Problem to work on:
Extract the whole listing as it stands. Do not include the pictures.

* BEGIN Records to process *

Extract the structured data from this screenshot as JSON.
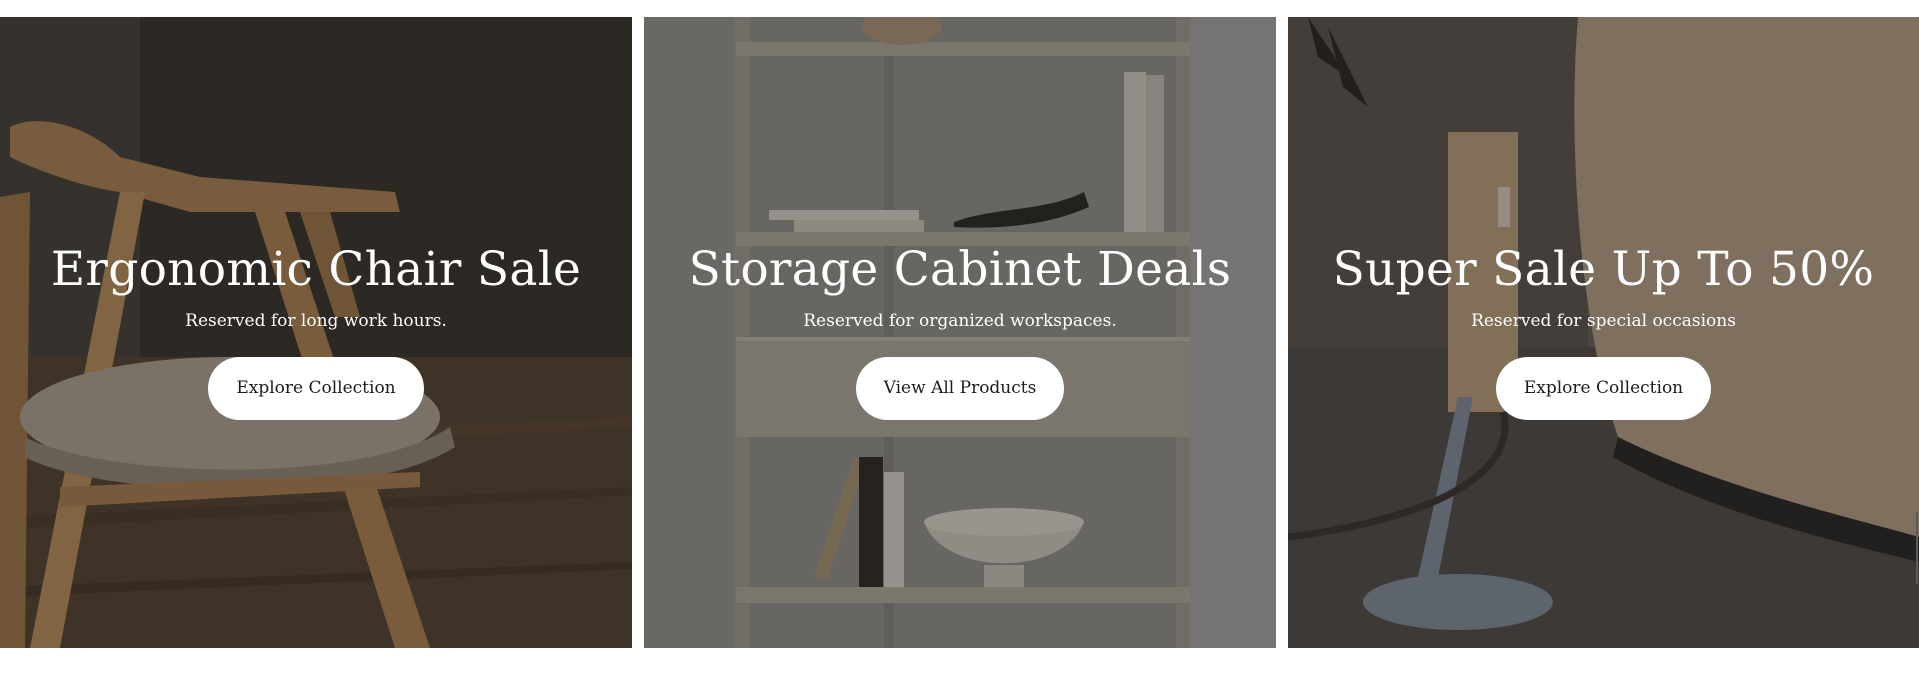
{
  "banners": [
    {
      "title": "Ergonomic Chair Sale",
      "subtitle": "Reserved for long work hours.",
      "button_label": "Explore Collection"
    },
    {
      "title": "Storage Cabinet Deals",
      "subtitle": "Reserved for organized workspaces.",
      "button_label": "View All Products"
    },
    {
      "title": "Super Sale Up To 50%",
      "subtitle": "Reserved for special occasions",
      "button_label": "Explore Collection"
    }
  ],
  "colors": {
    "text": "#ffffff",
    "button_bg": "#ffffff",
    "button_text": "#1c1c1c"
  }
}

* END Records to process *

The output:
Extract the structured data from this screenshot as JSON.
{
  "banners": [
    {
      "title": "Ergonomic Chair Sale",
      "subtitle": "Reserved for long work hours.",
      "button_label": "Explore Collection"
    },
    {
      "title": "Storage Cabinet Deals",
      "subtitle": "Reserved for organized workspaces.",
      "button_label": "View All Products"
    },
    {
      "title": "Super Sale Up To 50%",
      "subtitle": "Reserved for special occasions",
      "button_label": "Explore Collection"
    }
  ],
  "colors": {
    "text": "#ffffff",
    "button_bg": "#ffffff",
    "button_text": "#1c1c1c"
  }
}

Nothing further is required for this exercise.